**WHAT IS NEEDED:**
Give only the number of lines in the records that include the string "text".

**SUPPLIED DATA:**

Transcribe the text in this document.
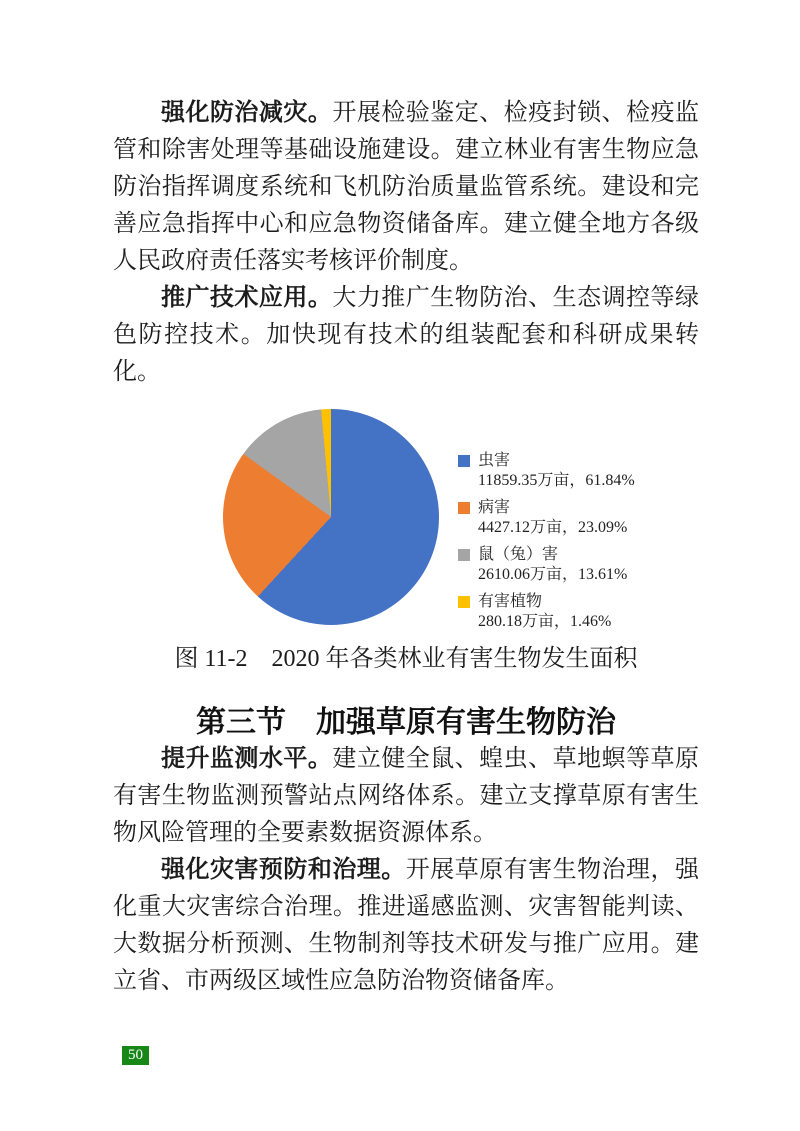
强化防治减灾。开展检验鉴定、检疫封锁、检疫监管和除害处理等基础设施建设。建立林业有害生物应急防治指挥调度系统和飞机防治质量监管系统。建设和完善应急指挥中心和应急物资储备库。建立健全地方各级人民政府责任落实考核评价制度。

推广技术应用。大力推广生物防治、生态调控等绿色防控技术。加快现有技术的组装配套和科研成果转化。

虫害
11859.35万亩，61.84%
病害
4427.12万亩，23.09%
鼠（兔）害
2610.06万亩，13.61%
有害植物
280.18万亩，1.46%
图 11-2　2020 年各类林业有害生物发生面积
第三节　加强草原有害生物防治

提升监测水平。建立健全鼠、蝗虫、草地螟等草原有害生物监测预警站点网络体系。建立支撑草原有害生物风险管理的全要素数据资源体系。

强化灾害预防和治理。开展草原有害生物治理，强化重大灾害综合治理。推进遥感监测、灾害智能判读、大数据分析预测、生物制剂等技术研发与推广应用。建立省、市两级区域性应急防治物资储备库。

50
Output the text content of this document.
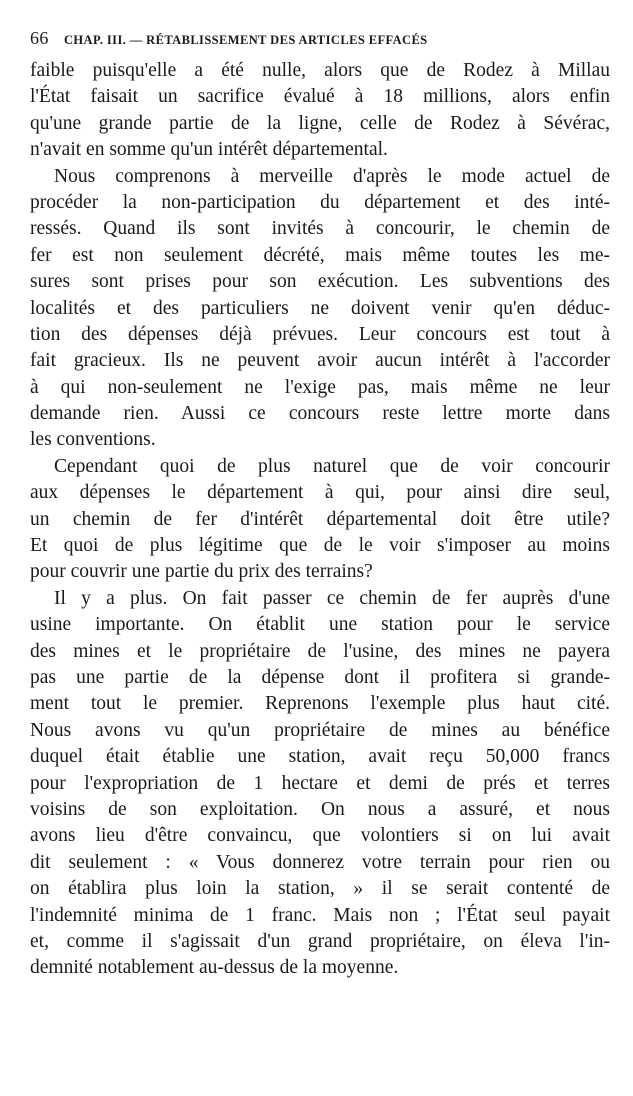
66 CHAP. III. — RÉTABLISSEMENT DES ARTICLES EFFACÉS
faible puisqu'elle a été nulle, alors que de Rodez à Millau
l'État faisait un sacrifice évalué à 18 millions, alors enfin
qu'une grande partie de la ligne, celle de Rodez à Sévérac,
n'avait en somme qu'un intérêt départemental.
Nous comprenons à merveille d'après le mode actuel de
procéder la non-participation du département et des inté-
ressés. Quand ils sont invités à concourir, le chemin de
fer est non seulement décrété, mais même toutes les me-
sures sont prises pour son exécution. Les subventions des
localités et des particuliers ne doivent venir qu'en déduc-
tion des dépenses déjà prévues. Leur concours est tout à
fait gracieux. Ils ne peuvent avoir aucun intérêt à l'accorder
à qui non-seulement ne l'exige pas, mais même ne leur
demande rien. Aussi ce concours reste lettre morte dans
les conventions.
Cependant quoi de plus naturel que de voir concourir
aux dépenses le département à qui, pour ainsi dire seul,
un chemin de fer d'intérêt départemental doit être utile?
Et quoi de plus légitime que de le voir s'imposer au moins
pour couvrir une partie du prix des terrains?
Il y a plus. On fait passer ce chemin de fer auprès d'une
usine importante. On établit une station pour le service
des mines et le propriétaire de l'usine, des mines ne payera
pas une partie de la dépense dont il profitera si grande-
ment tout le premier. Reprenons l'exemple plus haut cité.
Nous avons vu qu'un propriétaire de mines au bénéfice
duquel était établie une station, avait reçu 50,000 francs
pour l'expropriation de 1 hectare et demi de prés et terres
voisins de son exploitation. On nous a assuré, et nous
avons lieu d'être convaincu, que volontiers si on lui avait
dit seulement : « Vous donnerez votre terrain pour rien ou
on établira plus loin la station, » il se serait contenté de
l'indemnité minima de 1 franc. Mais non ; l'État seul payait
et, comme il s'agissait d'un grand propriétaire, on éleva l'in-
demnité notablement au-dessus de la moyenne.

**EXERCISE RESULT:**
2